Search the listing for "pour" and copy every line where it appears.

Start of Record set

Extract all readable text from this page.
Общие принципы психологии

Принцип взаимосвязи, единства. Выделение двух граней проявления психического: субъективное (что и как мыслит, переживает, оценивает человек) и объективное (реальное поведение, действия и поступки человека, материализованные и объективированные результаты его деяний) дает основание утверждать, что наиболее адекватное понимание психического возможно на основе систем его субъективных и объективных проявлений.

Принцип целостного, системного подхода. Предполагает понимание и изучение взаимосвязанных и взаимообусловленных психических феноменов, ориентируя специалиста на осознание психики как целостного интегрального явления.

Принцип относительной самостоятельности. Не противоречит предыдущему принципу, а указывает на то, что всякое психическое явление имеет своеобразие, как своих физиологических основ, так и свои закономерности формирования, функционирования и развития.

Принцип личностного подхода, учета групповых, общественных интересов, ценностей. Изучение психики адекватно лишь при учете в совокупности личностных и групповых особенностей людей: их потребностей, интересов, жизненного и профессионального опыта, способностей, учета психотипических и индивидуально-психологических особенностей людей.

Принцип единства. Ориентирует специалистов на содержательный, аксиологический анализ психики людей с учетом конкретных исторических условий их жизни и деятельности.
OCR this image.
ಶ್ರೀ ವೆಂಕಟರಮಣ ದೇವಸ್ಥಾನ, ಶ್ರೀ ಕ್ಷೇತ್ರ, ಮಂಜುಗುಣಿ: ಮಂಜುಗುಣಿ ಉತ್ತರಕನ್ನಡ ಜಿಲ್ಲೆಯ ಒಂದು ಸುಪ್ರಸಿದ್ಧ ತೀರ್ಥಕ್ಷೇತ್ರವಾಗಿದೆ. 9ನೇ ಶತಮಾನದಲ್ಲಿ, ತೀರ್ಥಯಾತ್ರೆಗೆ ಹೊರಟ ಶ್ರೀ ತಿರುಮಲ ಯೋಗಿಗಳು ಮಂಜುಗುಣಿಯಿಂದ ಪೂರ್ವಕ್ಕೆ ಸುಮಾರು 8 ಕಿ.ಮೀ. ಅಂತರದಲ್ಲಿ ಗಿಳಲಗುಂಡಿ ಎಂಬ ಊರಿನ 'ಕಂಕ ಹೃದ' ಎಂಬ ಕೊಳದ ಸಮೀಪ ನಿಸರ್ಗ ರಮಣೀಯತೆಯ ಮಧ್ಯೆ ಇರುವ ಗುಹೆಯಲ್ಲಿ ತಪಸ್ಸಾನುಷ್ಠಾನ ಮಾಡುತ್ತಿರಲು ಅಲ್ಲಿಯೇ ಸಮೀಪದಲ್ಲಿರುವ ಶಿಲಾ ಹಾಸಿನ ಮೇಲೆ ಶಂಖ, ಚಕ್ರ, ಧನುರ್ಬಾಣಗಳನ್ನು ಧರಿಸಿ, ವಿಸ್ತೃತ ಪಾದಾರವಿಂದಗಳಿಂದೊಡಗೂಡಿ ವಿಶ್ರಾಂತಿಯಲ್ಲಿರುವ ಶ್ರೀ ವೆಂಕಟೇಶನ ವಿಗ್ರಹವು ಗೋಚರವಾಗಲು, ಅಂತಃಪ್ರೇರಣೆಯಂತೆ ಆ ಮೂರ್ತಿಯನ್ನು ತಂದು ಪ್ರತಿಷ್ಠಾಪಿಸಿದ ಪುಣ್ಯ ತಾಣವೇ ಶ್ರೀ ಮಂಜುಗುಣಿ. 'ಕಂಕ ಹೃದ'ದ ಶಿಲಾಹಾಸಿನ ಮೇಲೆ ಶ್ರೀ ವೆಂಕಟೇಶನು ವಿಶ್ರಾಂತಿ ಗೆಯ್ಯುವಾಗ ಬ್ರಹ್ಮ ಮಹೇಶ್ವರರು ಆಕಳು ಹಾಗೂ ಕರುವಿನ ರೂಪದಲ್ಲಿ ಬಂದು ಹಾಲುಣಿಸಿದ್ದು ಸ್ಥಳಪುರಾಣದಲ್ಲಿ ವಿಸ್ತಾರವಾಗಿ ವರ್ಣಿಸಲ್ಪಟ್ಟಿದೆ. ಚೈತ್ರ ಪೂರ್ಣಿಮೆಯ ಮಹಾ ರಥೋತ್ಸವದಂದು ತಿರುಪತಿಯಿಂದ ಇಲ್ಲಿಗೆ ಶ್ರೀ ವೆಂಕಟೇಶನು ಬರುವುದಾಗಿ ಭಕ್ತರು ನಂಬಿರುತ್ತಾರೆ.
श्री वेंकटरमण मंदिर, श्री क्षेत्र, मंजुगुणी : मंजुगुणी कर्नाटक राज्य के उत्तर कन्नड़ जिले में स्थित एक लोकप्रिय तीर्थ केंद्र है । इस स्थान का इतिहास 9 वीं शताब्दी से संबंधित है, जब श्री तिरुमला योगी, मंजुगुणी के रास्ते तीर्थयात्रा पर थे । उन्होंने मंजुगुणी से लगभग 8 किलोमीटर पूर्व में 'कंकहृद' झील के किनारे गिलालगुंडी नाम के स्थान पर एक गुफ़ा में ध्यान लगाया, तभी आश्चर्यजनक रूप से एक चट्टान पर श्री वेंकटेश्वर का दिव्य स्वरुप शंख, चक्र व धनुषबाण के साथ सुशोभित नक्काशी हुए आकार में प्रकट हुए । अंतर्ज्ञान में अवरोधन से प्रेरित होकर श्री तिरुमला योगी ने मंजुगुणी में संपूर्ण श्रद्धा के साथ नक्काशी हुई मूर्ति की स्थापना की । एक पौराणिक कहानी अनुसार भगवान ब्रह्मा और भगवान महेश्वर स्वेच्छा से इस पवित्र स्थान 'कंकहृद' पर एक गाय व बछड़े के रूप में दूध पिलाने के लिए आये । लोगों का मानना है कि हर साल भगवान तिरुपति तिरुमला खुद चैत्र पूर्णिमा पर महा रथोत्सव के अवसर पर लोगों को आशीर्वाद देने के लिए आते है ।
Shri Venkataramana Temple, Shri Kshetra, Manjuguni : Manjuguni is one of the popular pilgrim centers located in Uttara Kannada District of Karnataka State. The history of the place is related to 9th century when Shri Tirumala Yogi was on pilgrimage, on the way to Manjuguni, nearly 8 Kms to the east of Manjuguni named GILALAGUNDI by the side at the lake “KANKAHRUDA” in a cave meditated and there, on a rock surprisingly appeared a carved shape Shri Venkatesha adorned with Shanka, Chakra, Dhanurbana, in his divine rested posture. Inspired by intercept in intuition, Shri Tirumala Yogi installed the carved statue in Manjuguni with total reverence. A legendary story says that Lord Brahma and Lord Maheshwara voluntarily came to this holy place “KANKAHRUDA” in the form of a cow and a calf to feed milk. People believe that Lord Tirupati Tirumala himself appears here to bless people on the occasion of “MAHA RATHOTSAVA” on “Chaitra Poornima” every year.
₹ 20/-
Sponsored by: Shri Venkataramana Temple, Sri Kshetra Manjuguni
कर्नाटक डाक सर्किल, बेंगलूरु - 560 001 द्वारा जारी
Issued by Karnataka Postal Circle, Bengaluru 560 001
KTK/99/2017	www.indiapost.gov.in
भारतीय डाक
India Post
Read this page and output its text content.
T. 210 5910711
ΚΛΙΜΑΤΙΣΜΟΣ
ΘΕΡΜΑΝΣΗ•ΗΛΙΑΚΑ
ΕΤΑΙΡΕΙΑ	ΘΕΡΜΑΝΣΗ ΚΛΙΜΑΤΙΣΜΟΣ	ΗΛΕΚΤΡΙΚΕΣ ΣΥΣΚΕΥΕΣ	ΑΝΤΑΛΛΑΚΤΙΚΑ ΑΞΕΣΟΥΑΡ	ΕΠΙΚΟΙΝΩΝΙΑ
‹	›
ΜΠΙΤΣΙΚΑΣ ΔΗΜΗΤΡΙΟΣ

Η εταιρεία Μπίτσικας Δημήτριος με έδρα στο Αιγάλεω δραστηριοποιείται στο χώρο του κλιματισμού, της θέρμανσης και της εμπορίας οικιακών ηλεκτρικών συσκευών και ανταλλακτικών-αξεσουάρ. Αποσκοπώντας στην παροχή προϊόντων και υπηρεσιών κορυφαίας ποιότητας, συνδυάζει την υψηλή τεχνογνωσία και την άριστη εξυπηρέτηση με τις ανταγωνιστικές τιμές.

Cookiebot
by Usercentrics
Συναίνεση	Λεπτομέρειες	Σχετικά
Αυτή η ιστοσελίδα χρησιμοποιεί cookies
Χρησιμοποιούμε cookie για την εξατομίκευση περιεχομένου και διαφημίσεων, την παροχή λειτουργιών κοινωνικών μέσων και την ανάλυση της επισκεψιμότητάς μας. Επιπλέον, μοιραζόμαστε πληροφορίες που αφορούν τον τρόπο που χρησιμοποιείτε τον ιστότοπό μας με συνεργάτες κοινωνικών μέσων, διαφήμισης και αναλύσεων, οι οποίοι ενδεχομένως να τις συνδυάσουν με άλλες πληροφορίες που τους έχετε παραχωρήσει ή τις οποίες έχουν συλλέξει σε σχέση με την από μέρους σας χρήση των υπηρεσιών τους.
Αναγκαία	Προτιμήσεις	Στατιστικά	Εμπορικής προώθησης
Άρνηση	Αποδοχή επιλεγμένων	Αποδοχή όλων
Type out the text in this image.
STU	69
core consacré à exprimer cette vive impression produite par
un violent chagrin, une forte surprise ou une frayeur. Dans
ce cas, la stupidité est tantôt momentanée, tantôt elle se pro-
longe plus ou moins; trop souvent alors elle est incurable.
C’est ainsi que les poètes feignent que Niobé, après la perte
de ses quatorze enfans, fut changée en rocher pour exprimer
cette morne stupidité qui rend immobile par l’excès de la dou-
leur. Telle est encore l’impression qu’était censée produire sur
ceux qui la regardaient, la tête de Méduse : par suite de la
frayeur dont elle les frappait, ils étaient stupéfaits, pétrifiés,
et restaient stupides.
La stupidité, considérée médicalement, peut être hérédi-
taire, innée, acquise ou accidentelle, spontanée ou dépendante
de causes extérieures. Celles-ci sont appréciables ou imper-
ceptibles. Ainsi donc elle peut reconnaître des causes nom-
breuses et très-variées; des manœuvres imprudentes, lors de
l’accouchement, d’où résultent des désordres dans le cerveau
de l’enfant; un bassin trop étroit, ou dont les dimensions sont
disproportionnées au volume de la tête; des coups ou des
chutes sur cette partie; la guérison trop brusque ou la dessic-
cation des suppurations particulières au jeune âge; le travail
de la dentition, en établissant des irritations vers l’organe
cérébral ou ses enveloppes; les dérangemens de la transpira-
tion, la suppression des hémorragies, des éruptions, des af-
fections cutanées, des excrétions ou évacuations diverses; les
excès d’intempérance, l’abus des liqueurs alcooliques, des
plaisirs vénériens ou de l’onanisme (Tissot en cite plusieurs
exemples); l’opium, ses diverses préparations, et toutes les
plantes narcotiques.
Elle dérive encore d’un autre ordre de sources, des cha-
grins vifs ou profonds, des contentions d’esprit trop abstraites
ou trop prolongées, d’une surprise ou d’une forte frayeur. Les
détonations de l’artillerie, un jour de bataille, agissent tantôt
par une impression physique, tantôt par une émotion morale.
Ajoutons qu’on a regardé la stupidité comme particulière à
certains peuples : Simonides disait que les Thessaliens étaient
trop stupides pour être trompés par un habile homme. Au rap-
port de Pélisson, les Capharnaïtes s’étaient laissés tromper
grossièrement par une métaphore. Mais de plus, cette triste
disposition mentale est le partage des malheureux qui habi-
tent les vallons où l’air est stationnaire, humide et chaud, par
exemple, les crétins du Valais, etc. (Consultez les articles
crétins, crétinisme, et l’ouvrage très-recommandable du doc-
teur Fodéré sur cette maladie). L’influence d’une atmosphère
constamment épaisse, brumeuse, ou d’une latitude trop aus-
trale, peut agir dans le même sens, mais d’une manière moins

End of Record set

• [Written reply]:
de ses quatorze enfans, fut changée en rocher pour exprimer
trop stupides pour être trompés par un habile homme. Au rap-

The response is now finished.